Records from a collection
--------------------------------------------------
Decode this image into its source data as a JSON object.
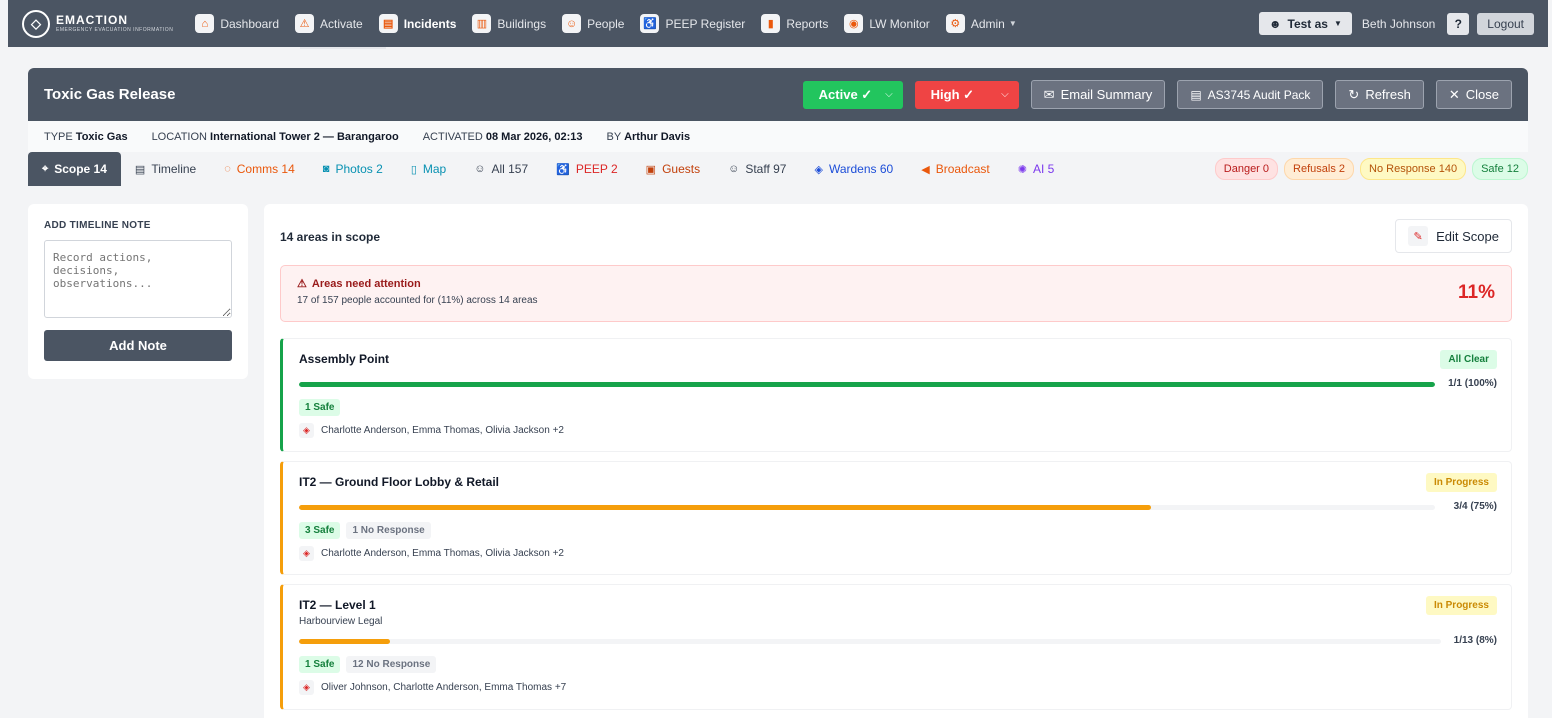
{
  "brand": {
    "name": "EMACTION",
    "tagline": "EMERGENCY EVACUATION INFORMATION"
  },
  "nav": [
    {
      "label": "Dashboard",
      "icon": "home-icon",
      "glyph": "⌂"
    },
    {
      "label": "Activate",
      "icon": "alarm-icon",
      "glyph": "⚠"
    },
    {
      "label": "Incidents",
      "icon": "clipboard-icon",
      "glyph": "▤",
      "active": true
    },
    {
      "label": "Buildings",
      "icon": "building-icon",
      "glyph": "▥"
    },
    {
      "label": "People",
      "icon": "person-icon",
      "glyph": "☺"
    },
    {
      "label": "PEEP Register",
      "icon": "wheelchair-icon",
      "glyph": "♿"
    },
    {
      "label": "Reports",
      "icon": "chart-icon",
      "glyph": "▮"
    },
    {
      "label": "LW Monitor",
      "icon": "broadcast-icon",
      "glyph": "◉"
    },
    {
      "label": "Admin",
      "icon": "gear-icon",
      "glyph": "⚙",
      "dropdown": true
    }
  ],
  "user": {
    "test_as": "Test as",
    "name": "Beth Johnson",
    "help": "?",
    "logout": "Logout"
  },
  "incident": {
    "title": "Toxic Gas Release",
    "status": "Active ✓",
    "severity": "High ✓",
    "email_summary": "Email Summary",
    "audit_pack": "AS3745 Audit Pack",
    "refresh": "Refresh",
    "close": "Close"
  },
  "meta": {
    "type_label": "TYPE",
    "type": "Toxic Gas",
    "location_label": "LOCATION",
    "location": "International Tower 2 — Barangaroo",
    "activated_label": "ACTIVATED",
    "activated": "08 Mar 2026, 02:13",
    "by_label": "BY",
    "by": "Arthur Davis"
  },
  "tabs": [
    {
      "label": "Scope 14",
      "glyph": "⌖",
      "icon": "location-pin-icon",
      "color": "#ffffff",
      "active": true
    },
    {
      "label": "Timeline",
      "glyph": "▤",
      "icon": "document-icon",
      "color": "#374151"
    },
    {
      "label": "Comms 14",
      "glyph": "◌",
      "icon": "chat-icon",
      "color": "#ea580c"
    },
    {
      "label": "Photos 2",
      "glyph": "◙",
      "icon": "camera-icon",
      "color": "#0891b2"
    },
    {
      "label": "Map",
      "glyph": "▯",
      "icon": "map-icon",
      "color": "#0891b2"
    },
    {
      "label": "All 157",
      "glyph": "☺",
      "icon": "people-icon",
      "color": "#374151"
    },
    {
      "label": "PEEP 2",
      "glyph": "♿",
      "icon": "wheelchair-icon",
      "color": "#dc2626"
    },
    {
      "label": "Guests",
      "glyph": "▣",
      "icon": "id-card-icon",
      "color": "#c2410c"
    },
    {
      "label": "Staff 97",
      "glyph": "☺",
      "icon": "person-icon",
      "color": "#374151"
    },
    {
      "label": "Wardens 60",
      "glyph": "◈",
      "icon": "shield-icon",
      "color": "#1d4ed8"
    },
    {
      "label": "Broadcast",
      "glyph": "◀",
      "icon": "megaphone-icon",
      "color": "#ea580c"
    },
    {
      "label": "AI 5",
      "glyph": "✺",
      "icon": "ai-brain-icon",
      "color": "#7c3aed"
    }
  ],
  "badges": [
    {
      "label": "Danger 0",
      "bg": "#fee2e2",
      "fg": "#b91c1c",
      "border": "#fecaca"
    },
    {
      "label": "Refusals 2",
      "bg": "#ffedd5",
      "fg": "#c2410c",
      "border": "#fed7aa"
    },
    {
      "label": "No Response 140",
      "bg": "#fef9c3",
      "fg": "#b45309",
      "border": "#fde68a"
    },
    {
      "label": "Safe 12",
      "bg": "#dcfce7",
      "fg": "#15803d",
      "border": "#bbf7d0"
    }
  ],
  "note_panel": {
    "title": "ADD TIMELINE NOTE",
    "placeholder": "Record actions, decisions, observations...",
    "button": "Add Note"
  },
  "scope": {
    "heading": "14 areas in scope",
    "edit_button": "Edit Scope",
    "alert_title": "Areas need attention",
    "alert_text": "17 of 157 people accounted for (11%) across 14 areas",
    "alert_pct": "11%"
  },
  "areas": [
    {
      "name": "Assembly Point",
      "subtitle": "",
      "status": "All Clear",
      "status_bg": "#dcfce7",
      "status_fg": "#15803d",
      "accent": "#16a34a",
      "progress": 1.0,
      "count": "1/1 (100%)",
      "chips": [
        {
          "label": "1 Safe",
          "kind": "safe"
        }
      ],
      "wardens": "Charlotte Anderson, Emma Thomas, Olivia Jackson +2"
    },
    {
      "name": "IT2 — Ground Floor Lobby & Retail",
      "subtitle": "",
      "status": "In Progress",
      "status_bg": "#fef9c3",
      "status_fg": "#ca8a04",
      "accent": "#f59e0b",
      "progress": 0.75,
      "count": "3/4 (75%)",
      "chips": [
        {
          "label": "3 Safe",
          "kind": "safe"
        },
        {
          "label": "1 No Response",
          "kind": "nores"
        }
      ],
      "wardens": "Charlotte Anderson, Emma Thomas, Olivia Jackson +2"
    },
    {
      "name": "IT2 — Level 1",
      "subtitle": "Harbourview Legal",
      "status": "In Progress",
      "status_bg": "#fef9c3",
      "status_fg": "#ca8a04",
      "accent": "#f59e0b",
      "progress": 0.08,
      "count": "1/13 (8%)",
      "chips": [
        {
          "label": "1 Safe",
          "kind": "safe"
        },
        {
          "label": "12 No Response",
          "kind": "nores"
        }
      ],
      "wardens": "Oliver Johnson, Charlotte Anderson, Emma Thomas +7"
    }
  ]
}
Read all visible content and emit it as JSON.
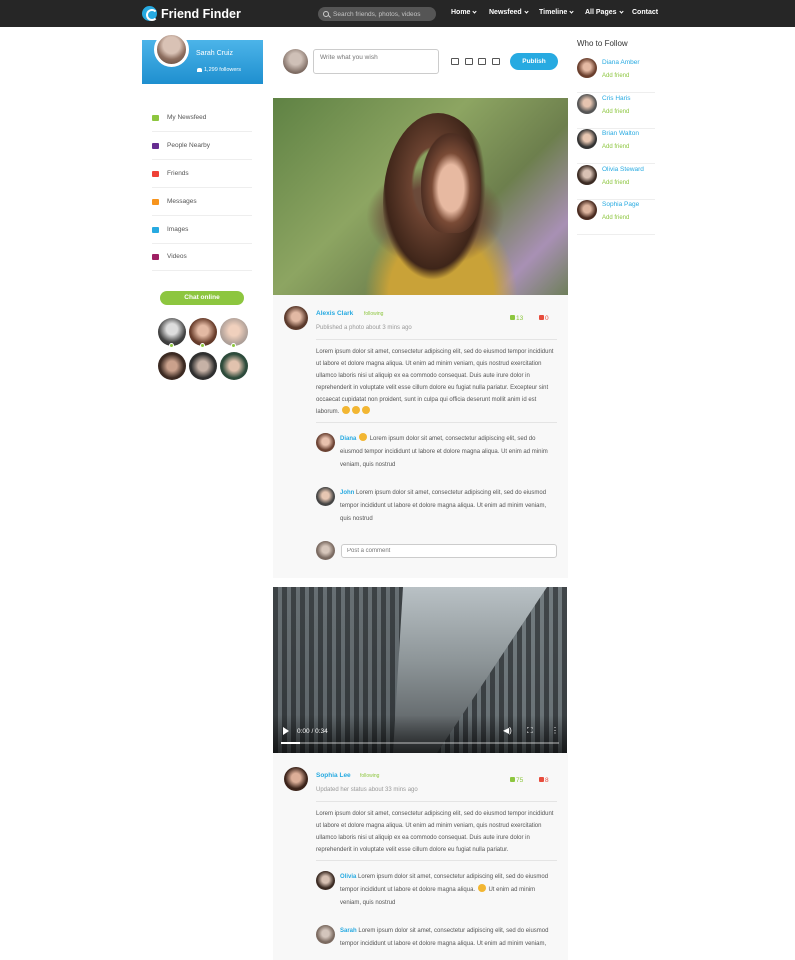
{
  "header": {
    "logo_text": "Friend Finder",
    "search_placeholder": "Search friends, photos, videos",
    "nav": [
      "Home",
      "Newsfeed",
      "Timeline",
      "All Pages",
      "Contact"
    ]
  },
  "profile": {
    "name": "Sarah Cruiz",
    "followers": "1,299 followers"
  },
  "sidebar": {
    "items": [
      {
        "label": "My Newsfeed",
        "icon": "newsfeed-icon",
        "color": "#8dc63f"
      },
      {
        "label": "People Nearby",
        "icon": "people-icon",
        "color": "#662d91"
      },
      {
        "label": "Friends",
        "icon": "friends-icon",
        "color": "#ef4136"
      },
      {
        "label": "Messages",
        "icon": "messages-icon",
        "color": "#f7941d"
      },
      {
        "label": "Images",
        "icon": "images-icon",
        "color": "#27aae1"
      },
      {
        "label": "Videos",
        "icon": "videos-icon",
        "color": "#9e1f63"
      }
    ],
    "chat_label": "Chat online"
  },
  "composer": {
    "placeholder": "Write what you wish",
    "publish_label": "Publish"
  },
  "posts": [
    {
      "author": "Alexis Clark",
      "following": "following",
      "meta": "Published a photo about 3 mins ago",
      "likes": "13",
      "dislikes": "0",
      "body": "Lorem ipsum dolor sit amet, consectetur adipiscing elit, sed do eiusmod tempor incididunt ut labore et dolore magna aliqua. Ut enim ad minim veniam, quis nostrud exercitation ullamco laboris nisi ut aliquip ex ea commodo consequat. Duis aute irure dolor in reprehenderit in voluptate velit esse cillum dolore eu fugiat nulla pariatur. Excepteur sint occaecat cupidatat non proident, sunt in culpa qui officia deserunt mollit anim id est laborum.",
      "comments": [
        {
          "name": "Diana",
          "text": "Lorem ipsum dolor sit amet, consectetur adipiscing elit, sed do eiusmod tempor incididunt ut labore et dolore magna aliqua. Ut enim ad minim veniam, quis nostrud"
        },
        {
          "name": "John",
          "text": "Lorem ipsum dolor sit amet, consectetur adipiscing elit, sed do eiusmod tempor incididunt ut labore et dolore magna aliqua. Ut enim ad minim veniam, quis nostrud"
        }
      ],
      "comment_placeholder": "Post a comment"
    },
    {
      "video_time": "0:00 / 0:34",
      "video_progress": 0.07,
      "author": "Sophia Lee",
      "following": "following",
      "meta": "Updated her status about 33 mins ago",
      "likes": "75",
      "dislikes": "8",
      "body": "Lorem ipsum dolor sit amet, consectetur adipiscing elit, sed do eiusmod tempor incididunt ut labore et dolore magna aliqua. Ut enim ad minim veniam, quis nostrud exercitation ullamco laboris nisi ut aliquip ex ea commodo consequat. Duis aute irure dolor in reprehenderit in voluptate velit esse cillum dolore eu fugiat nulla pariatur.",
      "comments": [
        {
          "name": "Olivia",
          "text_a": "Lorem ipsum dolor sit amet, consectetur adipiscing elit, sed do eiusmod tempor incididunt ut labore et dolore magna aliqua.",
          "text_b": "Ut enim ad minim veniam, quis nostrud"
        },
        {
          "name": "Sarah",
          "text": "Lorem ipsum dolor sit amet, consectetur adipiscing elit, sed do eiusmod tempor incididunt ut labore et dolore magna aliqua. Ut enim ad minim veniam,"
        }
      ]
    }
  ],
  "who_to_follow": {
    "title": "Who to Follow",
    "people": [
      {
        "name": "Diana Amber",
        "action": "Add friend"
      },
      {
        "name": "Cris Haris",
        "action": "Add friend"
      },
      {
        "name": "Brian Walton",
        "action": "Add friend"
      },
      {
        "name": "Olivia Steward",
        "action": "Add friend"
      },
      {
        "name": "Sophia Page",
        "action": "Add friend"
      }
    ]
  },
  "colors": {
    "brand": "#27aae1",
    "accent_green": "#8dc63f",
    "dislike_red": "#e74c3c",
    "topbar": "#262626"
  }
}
--------------------------------------------------
In the material above, show every line where the word "JSON" turns up.

Decode this image into its source data as a JSON object.
Read all visible content and emit it as JSON.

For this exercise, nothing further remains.